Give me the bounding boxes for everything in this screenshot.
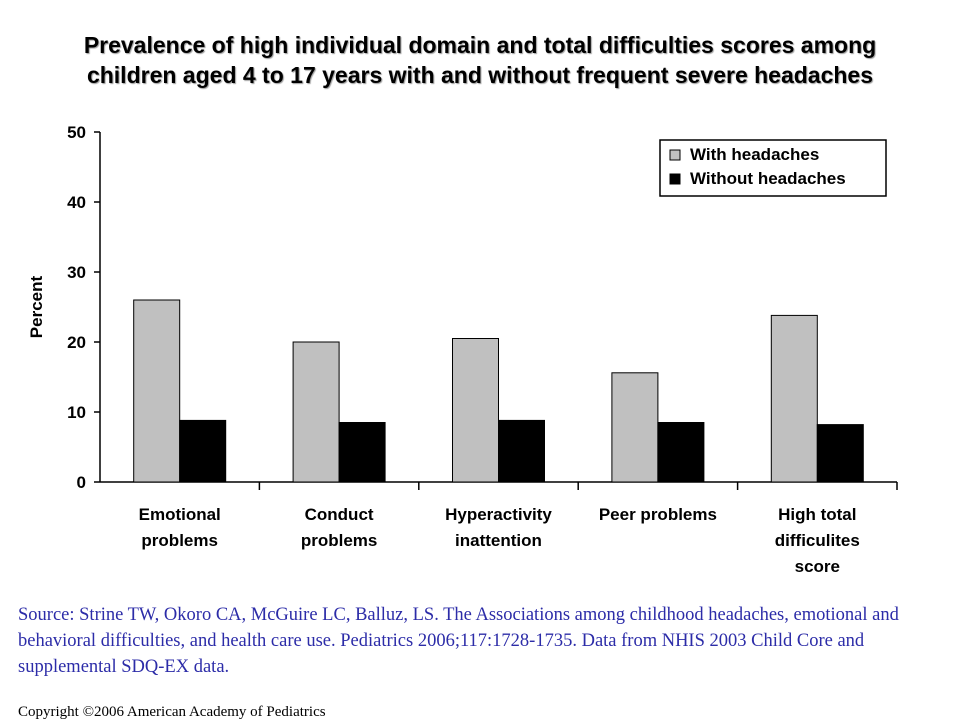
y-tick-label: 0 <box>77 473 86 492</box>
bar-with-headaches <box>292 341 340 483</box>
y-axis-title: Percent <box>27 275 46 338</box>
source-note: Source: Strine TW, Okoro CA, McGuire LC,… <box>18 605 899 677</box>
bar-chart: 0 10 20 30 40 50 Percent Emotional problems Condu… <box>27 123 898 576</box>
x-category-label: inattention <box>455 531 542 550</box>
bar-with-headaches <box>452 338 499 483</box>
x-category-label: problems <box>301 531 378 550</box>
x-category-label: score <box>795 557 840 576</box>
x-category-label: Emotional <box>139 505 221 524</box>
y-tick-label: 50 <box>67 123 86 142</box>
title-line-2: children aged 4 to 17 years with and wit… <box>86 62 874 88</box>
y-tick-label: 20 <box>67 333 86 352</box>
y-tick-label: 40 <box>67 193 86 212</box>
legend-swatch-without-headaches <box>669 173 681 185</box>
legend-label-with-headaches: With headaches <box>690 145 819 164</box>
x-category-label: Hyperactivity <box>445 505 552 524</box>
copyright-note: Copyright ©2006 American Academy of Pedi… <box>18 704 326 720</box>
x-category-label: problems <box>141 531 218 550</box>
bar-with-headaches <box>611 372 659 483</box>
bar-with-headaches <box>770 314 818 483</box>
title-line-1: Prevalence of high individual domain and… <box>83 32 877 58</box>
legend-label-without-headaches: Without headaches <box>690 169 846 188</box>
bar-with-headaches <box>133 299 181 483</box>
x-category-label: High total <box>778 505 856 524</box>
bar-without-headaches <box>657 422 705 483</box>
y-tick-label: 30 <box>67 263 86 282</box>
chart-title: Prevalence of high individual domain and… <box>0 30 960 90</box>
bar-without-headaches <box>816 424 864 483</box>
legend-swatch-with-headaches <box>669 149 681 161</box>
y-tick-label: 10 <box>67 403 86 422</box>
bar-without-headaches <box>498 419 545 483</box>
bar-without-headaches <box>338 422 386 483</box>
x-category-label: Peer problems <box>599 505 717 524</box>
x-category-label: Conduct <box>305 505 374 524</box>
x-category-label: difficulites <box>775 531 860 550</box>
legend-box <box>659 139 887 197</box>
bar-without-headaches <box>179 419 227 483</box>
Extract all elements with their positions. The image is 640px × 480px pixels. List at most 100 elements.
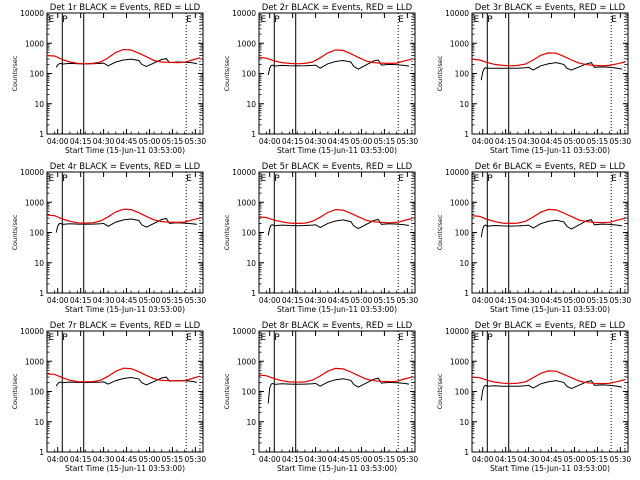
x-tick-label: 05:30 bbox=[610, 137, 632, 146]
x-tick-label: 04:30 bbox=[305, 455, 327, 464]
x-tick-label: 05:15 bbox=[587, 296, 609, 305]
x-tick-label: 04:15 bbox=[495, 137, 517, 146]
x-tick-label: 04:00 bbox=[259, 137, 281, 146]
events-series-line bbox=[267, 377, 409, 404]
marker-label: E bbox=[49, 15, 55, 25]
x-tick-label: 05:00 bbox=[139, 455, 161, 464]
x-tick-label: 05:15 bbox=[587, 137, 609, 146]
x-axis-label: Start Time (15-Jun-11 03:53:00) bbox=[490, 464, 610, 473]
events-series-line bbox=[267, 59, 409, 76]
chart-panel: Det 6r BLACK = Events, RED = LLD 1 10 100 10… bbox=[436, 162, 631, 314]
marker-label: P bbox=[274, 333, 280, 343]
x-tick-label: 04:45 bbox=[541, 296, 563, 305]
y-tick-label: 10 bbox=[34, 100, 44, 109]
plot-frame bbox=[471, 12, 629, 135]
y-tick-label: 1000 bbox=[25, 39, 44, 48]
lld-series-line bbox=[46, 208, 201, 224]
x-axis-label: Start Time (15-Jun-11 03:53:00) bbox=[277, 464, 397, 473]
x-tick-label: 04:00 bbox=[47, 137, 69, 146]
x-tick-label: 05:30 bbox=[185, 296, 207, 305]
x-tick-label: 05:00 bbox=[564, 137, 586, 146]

> _Exercise requirements_:
Return every line of the data above without any change, but leave the pictures out of your answer.

> _Written solution_:
Give me the bounding boxes for everything in this screenshot.
y-tick-label: 0 <box>77 473 86 492</box>
bar-with-headaches <box>292 341 340 483</box>
y-axis-title: Percent <box>27 275 46 338</box>
source-note: Source: Strine TW, Okoro CA, McGuire LC,… <box>18 605 899 677</box>
bar-chart: 0 10 20 30 40 50 Percent Emotional problems Condu… <box>27 123 898 576</box>
x-category-label: inattention <box>455 531 542 550</box>
bar-with-headaches <box>452 338 499 483</box>
x-category-label: problems <box>301 531 378 550</box>
x-category-label: score <box>795 557 840 576</box>
x-category-label: Emotional <box>139 505 221 524</box>
y-tick-label: 50 <box>67 123 86 142</box>
title-line-2: children aged 4 to 17 years with and wit… <box>86 62 874 88</box>
y-tick-label: 20 <box>67 333 86 352</box>
y-tick-label: 40 <box>67 193 86 212</box>
legend-swatch-without-headaches <box>669 173 681 185</box>
legend-label-with-headaches: With headaches <box>690 145 819 164</box>
x-category-label: Hyperactivity <box>445 505 552 524</box>
copyright-note: Copyright ©2006 American Academy of Pedi… <box>18 704 326 720</box>
x-category-label: problems <box>141 531 218 550</box>
bar-with-headaches <box>611 372 659 483</box>
bar-with-headaches <box>770 314 818 483</box>
title-line-1: Prevalence of high individual domain and… <box>83 32 877 58</box>
legend-label-without-headaches: Without headaches <box>690 169 846 188</box>
bar-with-headaches <box>133 299 181 483</box>
x-category-label: High total <box>778 505 856 524</box>
bar-without-headaches <box>657 422 705 483</box>
y-tick-label: 30 <box>67 263 86 282</box>
chart-title: Prevalence of high individual domain and… <box>0 30 960 90</box>
bar-without-headaches <box>816 424 864 483</box>
legend-swatch-with-headaches <box>669 149 681 161</box>
y-tick-label: 10 <box>67 403 86 422</box>
bar-without-headaches <box>498 419 545 483</box>
bar-without-headaches <box>338 422 386 483</box>
x-category-label: Peer problems <box>599 505 717 524</box>
x-category-label: Conduct <box>305 505 374 524</box>
x-category-label: difficulites <box>775 531 860 550</box>
legend-box <box>659 139 887 197</box>
bar-without-headaches <box>179 419 227 483</box>
Extract all elements with their positions. The image is 640px × 480px pixels. List at most 100 elements.
x-tick-label: 05:30 bbox=[610, 137, 632, 146]
x-tick-label: 04:30 bbox=[305, 455, 327, 464]
x-tick-label: 05:15 bbox=[587, 296, 609, 305]
x-tick-label: 04:15 bbox=[495, 137, 517, 146]
x-tick-label: 04:00 bbox=[259, 137, 281, 146]
events-series-line bbox=[267, 377, 409, 404]
marker-label: E bbox=[49, 15, 55, 25]
x-tick-label: 05:00 bbox=[139, 455, 161, 464]
x-tick-label: 05:15 bbox=[587, 137, 609, 146]
x-axis-label: Start Time (15-Jun-11 03:53:00) bbox=[490, 464, 610, 473]
events-series-line bbox=[267, 59, 409, 76]
chart-panel: Det 6r BLACK = Events, RED = LLD 1 10 100 10… bbox=[436, 162, 631, 314]
marker-label: P bbox=[274, 333, 280, 343]
x-tick-label: 04:45 bbox=[541, 296, 563, 305]
y-tick-label: 10 bbox=[34, 100, 44, 109]
plot-frame bbox=[471, 12, 629, 135]
y-tick-label: 1000 bbox=[25, 39, 44, 48]
lld-series-line bbox=[46, 208, 201, 224]
x-axis-label: Start Time (15-Jun-11 03:53:00) bbox=[277, 464, 397, 473]
x-tick-label: 04:00 bbox=[47, 137, 69, 146]
x-tick-label: 05:30 bbox=[185, 296, 207, 305]
x-tick-label: 05:00 bbox=[564, 137, 586, 146]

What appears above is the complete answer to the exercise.